▸ WHAT TO PRODUCE: Scan the data below for the string "我们提出了". Show every line where it turns up.

▸ DATASET EXTRACT:
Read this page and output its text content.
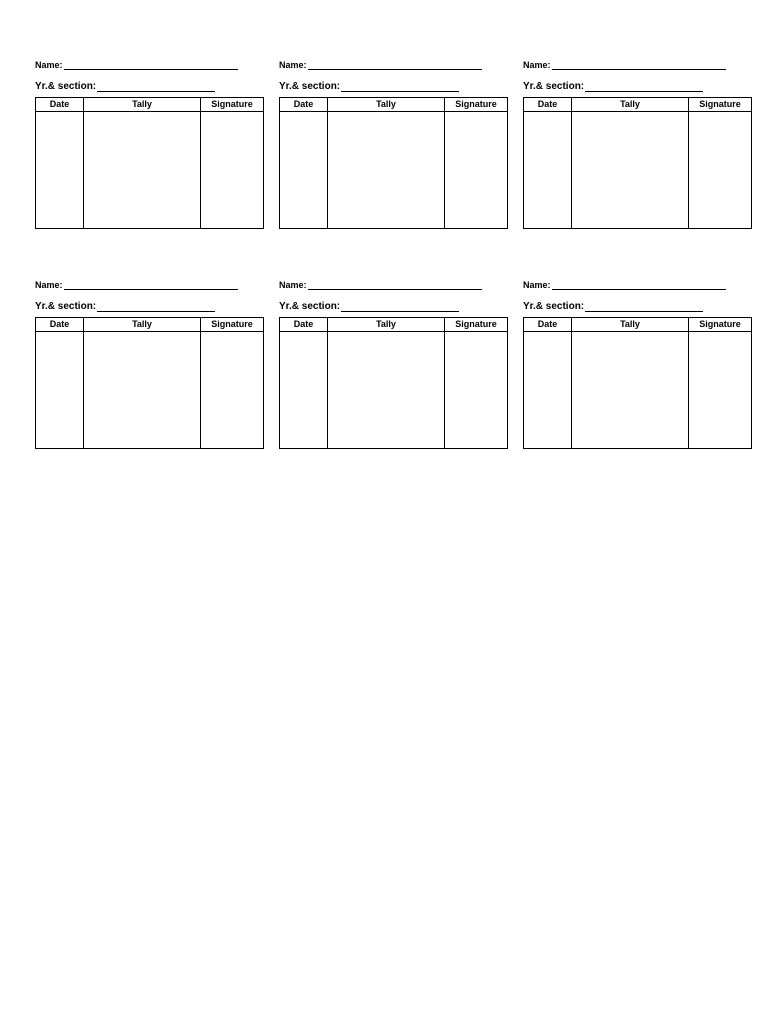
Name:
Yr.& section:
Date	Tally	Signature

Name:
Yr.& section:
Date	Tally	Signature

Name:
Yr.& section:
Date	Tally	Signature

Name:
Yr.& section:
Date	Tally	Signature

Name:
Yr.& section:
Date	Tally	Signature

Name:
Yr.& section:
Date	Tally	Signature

* * *

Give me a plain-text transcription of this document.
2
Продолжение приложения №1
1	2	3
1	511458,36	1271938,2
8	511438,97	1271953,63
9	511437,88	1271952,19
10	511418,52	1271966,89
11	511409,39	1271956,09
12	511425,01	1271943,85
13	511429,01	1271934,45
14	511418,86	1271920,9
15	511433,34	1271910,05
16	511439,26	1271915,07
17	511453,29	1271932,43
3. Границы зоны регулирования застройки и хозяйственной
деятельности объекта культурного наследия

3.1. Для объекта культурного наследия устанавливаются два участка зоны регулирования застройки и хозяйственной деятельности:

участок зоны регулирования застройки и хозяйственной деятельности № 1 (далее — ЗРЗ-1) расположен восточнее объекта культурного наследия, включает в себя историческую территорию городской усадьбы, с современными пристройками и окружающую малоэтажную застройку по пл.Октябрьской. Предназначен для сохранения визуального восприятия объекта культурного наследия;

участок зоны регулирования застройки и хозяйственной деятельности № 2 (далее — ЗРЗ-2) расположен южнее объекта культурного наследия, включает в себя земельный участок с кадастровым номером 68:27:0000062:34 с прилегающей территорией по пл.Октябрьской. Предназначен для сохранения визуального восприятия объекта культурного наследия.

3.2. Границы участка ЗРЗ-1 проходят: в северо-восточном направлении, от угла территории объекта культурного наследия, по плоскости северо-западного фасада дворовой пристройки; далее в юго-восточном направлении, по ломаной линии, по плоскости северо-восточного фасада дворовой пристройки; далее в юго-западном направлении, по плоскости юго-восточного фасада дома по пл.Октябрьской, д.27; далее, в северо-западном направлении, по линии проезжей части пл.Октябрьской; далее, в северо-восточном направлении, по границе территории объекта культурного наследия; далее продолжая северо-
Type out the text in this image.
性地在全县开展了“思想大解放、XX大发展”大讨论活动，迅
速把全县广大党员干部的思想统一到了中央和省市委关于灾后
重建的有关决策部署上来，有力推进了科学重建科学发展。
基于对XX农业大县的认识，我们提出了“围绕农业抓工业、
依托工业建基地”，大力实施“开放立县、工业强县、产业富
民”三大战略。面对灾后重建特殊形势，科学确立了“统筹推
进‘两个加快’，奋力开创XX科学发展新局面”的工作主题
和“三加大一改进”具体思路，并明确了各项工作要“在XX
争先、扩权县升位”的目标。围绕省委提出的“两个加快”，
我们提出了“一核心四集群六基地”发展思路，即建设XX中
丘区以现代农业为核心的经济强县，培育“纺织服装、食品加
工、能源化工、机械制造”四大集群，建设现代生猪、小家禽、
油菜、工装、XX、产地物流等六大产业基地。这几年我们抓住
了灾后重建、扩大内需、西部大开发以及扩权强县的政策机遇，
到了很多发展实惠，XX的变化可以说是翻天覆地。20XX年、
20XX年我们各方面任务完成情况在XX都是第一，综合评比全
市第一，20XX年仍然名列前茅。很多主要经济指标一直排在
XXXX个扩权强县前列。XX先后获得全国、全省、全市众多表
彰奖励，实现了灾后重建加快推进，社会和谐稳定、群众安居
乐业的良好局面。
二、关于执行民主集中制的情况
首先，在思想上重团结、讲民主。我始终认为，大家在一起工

* * *

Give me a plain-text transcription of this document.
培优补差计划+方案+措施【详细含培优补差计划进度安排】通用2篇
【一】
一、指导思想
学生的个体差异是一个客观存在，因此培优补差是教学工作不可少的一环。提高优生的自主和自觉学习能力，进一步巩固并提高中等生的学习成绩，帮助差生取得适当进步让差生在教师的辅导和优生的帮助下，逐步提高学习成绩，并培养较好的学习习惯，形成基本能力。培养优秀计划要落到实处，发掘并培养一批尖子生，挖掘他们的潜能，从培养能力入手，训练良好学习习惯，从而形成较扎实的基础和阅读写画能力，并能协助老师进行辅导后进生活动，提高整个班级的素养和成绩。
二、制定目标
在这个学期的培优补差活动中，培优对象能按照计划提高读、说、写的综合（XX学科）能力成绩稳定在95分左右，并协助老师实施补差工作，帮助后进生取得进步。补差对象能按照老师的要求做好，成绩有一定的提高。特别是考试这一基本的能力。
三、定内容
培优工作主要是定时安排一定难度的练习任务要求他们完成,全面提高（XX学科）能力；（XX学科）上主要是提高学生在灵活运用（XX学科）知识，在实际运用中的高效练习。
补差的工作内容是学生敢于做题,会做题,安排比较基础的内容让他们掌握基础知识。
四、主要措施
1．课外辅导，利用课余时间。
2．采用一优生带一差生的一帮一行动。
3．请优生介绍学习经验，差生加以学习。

▸ OUTPUT FOR THIS EXERCISE:
基于对XX农业大县的认识，我们提出了“围绕农业抓工业、
我们提出了“一核心四集群六基地”发展思路，即建设XX中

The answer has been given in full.